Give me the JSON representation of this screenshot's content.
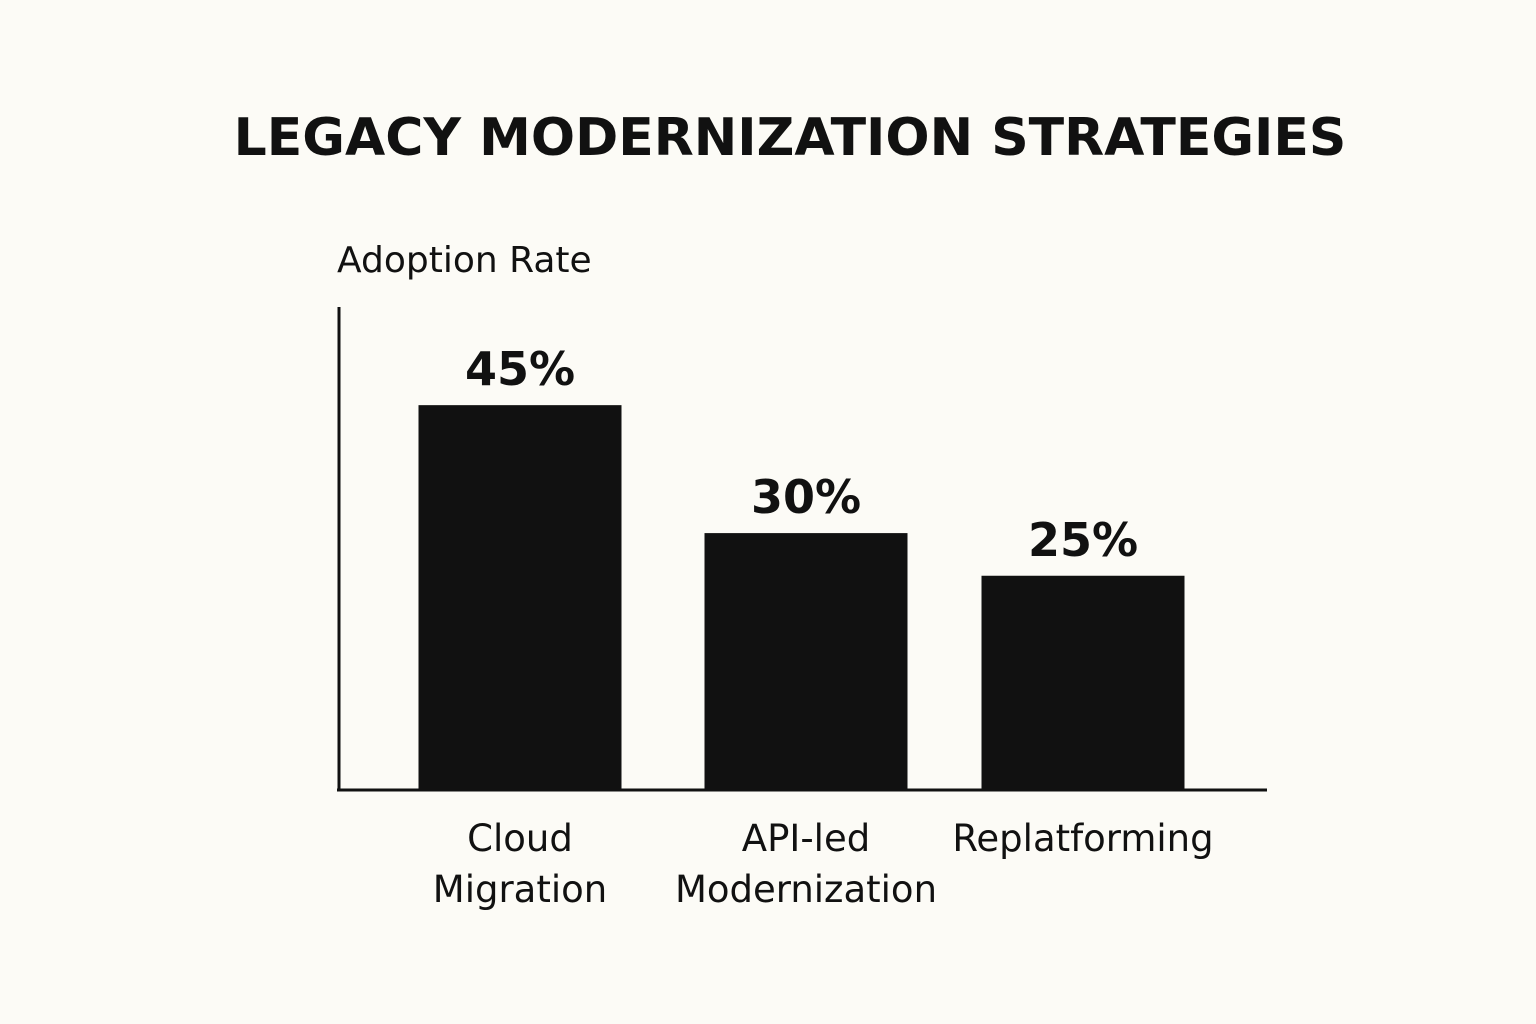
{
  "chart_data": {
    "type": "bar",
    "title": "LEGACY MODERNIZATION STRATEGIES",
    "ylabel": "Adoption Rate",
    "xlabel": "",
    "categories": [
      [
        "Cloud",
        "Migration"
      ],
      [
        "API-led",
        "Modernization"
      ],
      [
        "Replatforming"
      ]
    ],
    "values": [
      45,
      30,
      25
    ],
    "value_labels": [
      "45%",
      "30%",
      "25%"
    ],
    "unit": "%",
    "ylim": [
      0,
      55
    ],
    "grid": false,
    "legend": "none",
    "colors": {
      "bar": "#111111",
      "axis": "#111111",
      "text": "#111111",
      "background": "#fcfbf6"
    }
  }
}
__________
> EXERCISE OBJECTIVE: Output all the records, word for word, with no pictures in the copy.

> WORKED ANSWER:
Give me the JSON representation of this screenshot's content.
{
  "chart_data": {
    "type": "bar",
    "title": "LEGACY MODERNIZATION STRATEGIES",
    "ylabel": "Adoption Rate",
    "xlabel": "",
    "categories": [
      [
        "Cloud",
        "Migration"
      ],
      [
        "API-led",
        "Modernization"
      ],
      [
        "Replatforming"
      ]
    ],
    "values": [
      45,
      30,
      25
    ],
    "value_labels": [
      "45%",
      "30%",
      "25%"
    ],
    "unit": "%",
    "ylim": [
      0,
      55
    ],
    "grid": false,
    "legend": "none",
    "colors": {
      "bar": "#111111",
      "axis": "#111111",
      "text": "#111111",
      "background": "#fcfbf6"
    }
  }
}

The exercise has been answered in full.